• GOAL OF THE EXERCISE:
Copy the items below, swapping "Localize" for "Locate" and changing nothing else.
[start of DATA LINES]
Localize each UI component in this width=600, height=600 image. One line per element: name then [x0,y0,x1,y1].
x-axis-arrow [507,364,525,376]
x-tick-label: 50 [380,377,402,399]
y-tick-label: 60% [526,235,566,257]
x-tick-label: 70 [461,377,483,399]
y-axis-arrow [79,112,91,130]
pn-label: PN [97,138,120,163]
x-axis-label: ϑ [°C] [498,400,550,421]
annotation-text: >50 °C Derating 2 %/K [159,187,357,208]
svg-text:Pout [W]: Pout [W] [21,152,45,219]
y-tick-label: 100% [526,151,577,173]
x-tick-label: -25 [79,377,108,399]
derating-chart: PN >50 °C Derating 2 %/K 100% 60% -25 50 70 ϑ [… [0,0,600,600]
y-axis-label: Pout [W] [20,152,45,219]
[end of DATA LINES]
• SOLVED EXERCISE:
Locate each UI component in this width=600, height=600 image. One line per element: name then [x0,y0,x1,y1].
x-axis-arrow [507,364,525,376]
x-tick-label: 50 [380,377,402,399]
y-tick-label: 60% [526,235,566,257]
x-tick-label: 70 [461,377,483,399]
y-axis-arrow [79,112,91,130]
pn-label: PN [97,138,120,163]
x-axis-label: ϑ [°C] [498,400,550,421]
annotation-text: >50 °C Derating 2 %/K [159,187,357,208]
svg-text:Pout [W]: Pout [W] [21,152,45,219]
y-tick-label: 100% [526,151,577,173]
x-tick-label: -25 [79,377,108,399]
derating-chart: PN >50 °C Derating 2 %/K 100% 60% -25 50 70 ϑ [… [0,0,600,600]
y-axis-label: Pout [W] [20,152,45,219]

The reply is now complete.